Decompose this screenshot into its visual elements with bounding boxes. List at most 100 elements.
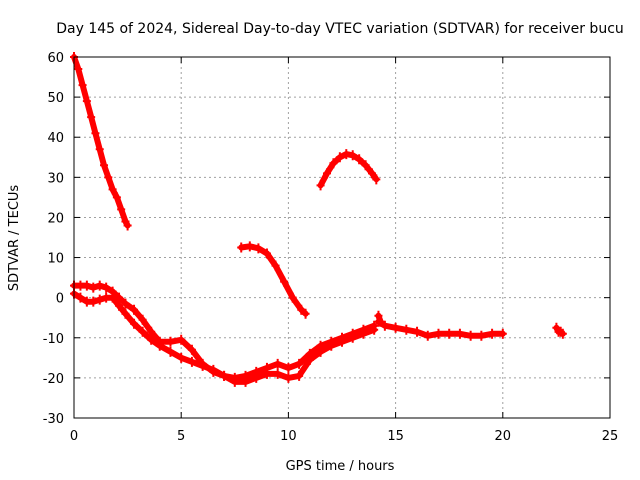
data-point <box>95 144 104 155</box>
data-point <box>434 328 443 339</box>
data-point <box>78 80 87 91</box>
data-point <box>301 308 310 319</box>
data-point <box>87 112 96 123</box>
series-arc-descending-high <box>70 52 132 231</box>
data-point <box>108 184 117 195</box>
y-tick-label: 40 <box>47 131 64 146</box>
plot-frame <box>73 56 611 419</box>
x-tick-label: 20 <box>495 429 512 444</box>
data-point <box>82 280 91 291</box>
data-point <box>252 372 261 383</box>
x-tick-label: 10 <box>280 429 297 444</box>
data-point <box>230 376 239 387</box>
data-point <box>376 316 385 327</box>
data-point <box>348 150 357 161</box>
data-point <box>271 260 280 271</box>
data-point <box>254 243 263 254</box>
data-point <box>327 340 336 351</box>
data-point <box>284 372 293 383</box>
data-point <box>220 370 229 381</box>
data-point <box>329 158 338 169</box>
data-point <box>74 64 83 75</box>
data-point <box>413 326 422 337</box>
data-point <box>121 308 130 319</box>
data-point <box>198 360 207 371</box>
x-tick-label: 25 <box>602 429 619 444</box>
data-point <box>187 344 196 355</box>
data-point <box>121 298 130 309</box>
data-point <box>316 180 325 191</box>
data-point <box>380 320 389 331</box>
series-arc-mid-descending <box>237 241 310 319</box>
data-series <box>70 52 567 387</box>
data-point <box>445 328 454 339</box>
data-point <box>123 220 132 231</box>
data-point <box>338 336 346 347</box>
data-point <box>316 346 325 357</box>
data-point <box>245 241 254 252</box>
data-point <box>237 242 246 253</box>
data-point <box>391 322 400 333</box>
data-point <box>295 358 304 369</box>
data-point <box>558 328 567 339</box>
data-point <box>402 324 411 335</box>
chart-title: Day 145 of 2024, Sidereal Day-to-day VTE… <box>56 21 624 37</box>
data-point <box>76 292 85 303</box>
data-point <box>262 368 271 379</box>
data-point <box>241 376 250 387</box>
data-point <box>130 304 139 315</box>
data-point <box>322 168 331 179</box>
y-tick-label: 10 <box>47 252 64 267</box>
x-tick-label: 5 <box>177 429 185 444</box>
data-point <box>273 368 282 379</box>
data-point <box>280 276 289 287</box>
y-tick-label: 30 <box>47 171 64 186</box>
data-point <box>295 370 304 381</box>
data-point <box>335 152 344 163</box>
data-point <box>305 354 314 365</box>
data-point <box>104 172 113 183</box>
data-point <box>423 330 432 341</box>
data-point <box>455 328 464 339</box>
data-point <box>108 292 117 303</box>
data-point <box>342 149 351 160</box>
data-point <box>138 326 147 337</box>
data-point <box>372 174 381 185</box>
data-point <box>102 282 111 293</box>
data-point <box>297 304 306 315</box>
data-point <box>100 160 109 171</box>
data-point <box>130 318 139 329</box>
data-point <box>284 362 293 373</box>
data-point <box>112 192 121 203</box>
y-tick-label: -10 <box>43 332 64 347</box>
grid-lines <box>74 57 610 418</box>
y-tick-label: 0 <box>56 292 64 307</box>
y-axis-label: SDTVAR / TECUs <box>7 185 22 292</box>
data-point <box>166 346 175 357</box>
data-point <box>288 292 297 303</box>
data-point <box>368 168 377 179</box>
data-point <box>273 358 282 369</box>
data-point <box>166 336 175 347</box>
data-point <box>477 330 486 341</box>
data-point <box>466 330 475 341</box>
y-tick-label: -30 <box>43 412 64 427</box>
y-tick-label: 20 <box>47 211 64 226</box>
data-point <box>155 340 164 351</box>
data-point <box>115 300 124 311</box>
data-point <box>177 334 186 345</box>
data-point <box>138 314 147 325</box>
data-point <box>374 310 383 321</box>
data-point <box>348 332 357 343</box>
data-point <box>262 248 271 259</box>
tick-labels: -30 -20 -10 0 10 20 30 40 50 60 0 5 10 15 20 25 <box>43 51 619 444</box>
data-point <box>89 282 98 293</box>
data-point <box>498 328 507 339</box>
data-point <box>95 280 104 291</box>
y-tick-label: 60 <box>47 51 64 66</box>
data-point <box>82 96 91 107</box>
x-axis-label: GPS time / hours <box>286 459 395 474</box>
series-arc-hump <box>316 149 381 191</box>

**Task directions:** Report every line in the listing above that contains the word "axis". Treat uppercase and lowercase as different.

**Problem solution:**
y-axis-label: SDTVAR / TECUs <box>7 185 22 292</box>
x-axis-label: GPS time / hours <box>286 459 395 474</box>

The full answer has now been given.